▶ _To be done_
Write out the material exactly, without any of its pictures.

▶ _Data in this exercise_
--- START ---

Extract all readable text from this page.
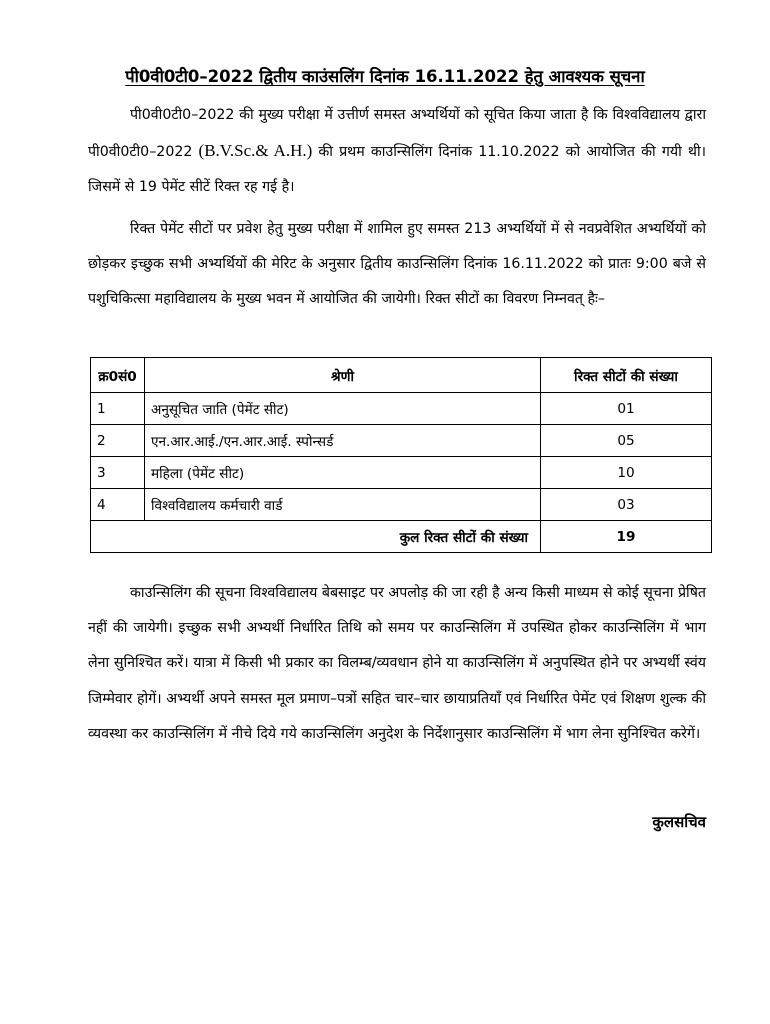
पी0वी0टी0–2022 द्वितीय काउंसलिंग दिनांक 16.11.2022 हेतु आवश्यक सूचना

पी0वी0टी0–2022 की मुख्य परीक्षा में उत्तीर्ण समस्त अभ्यर्थियों को सूचित किया जाता है कि विश्वविद्यालय द्वारा पी0वी0टी0–2022 (B.V.Sc.& A.H.) की प्रथम काउन्सिलिंग दिनांक 11.10.2022 को आयोजित की गयी थी। जिसमें से 19 पेमेंट सीटें रिक्त रह गई है।

रिक्त पेमेंट सीटों पर प्रवेश हेतु मुख्य परीक्षा में शामिल हुए समस्त 213 अभ्यर्थियों में से नवप्रवेशित अभ्यर्थियों को छोड़कर इच्छुक सभी अभ्यर्थियों की मेरिट के अनुसार द्वितीय काउन्सिलिंग दिनांक 16.11.2022 को प्रातः 9:00 बजे से पशुचिकित्सा महाविद्यालय के मुख्य भवन में आयोजित की जायेगी। रिक्त सीटों का विवरण निम्नवत् हैः–

क्र0सं0	श्रेणी	रिक्त सीटों की संख्या
1	अनुसूचित जाति (पेमेंट सीट)	01
2	एन.आर.आई./एन.आर.आई. स्पोन्सर्ड	05
3	महिला (पेमेंट सीट)	10
4	विश्वविद्यालय कर्मचारी वार्ड	03
कुल रिक्त सीटों की संख्या		19

काउन्सिलिंग की सूचना विश्वविद्यालय बेबसाइट पर अपलोड़ की जा रही है अन्य किसी माध्यम से कोई सूचना प्रेषित नहीं की जायेगी। इच्छुक सभी अभ्यर्थी निर्धारित तिथि को समय पर काउन्सिलिंग में उपस्थित होकर काउन्सिलिंग में भाग लेना सुनिश्चित करें। यात्रा में किसी भी प्रकार का विलम्ब/व्यवधान होने या काउन्सिलिंग में अनुपस्थित होने पर अभ्यर्थी स्वंय जिम्मेवार होगें। अभ्यर्थी अपने समस्त मूल प्रमाण–पत्रों सहित चार–चार छायाप्रतियाँ एवं निर्धारित पेमेंट एवं शिक्षण शुल्क की व्यवस्था कर काउन्सिलिंग में नीचे दिये गये काउन्सिलिंग अनुदेश के निर्देशानुसार काउन्सिलिंग में भाग लेना सुनिश्चित करेगें।

कुलसचिव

--- END ---

▶ _Result of the task_
Extract all readable text from this page.
पी0वी0टी0–2022 द्वितीय काउंसलिंग दिनांक 16.11.2022 हेतु आवश्यक सूचना

पी0वी0टी0–2022 की मुख्य परीक्षा में उत्तीर्ण समस्त अभ्यर्थियों को सूचित किया जाता है कि विश्वविद्यालय द्वारा पी0वी0टी0–2022 (B.V.Sc.& A.H.) की प्रथम काउन्सिलिंग दिनांक 11.10.2022 को आयोजित की गयी थी। जिसमें से 19 पेमेंट सीटें रिक्त रह गई है।

रिक्त पेमेंट सीटों पर प्रवेश हेतु मुख्य परीक्षा में शामिल हुए समस्त 213 अभ्यर्थियों में से नवप्रवेशित अभ्यर्थियों को छोड़कर इच्छुक सभी अभ्यर्थियों की मेरिट के अनुसार द्वितीय काउन्सिलिंग दिनांक 16.11.2022 को प्रातः 9:00 बजे से पशुचिकित्सा महाविद्यालय के मुख्य भवन में आयोजित की जायेगी। रिक्त सीटों का विवरण निम्नवत् हैः–

क्र0सं0	श्रेणी	रिक्त सीटों की संख्या
1	अनुसूचित जाति (पेमेंट सीट)	01
2	एन.आर.आई./एन.आर.आई. स्पोन्सर्ड	05
3	महिला (पेमेंट सीट)	10
4	विश्वविद्यालय कर्मचारी वार्ड	03
कुल रिक्त सीटों की संख्या		19

काउन्सिलिंग की सूचना विश्वविद्यालय बेबसाइट पर अपलोड़ की जा रही है अन्य किसी माध्यम से कोई सूचना प्रेषित नहीं की जायेगी। इच्छुक सभी अभ्यर्थी निर्धारित तिथि को समय पर काउन्सिलिंग में उपस्थित होकर काउन्सिलिंग में भाग लेना सुनिश्चित करें। यात्रा में किसी भी प्रकार का विलम्ब/व्यवधान होने या काउन्सिलिंग में अनुपस्थित होने पर अभ्यर्थी स्वंय जिम्मेवार होगें। अभ्यर्थी अपने समस्त मूल प्रमाण–पत्रों सहित चार–चार छायाप्रतियाँ एवं निर्धारित पेमेंट एवं शिक्षण शुल्क की व्यवस्था कर काउन्सिलिंग में नीचे दिये गये काउन्सिलिंग अनुदेश के निर्देशानुसार काउन्सिलिंग में भाग लेना सुनिश्चित करेगें।

कुलसचिव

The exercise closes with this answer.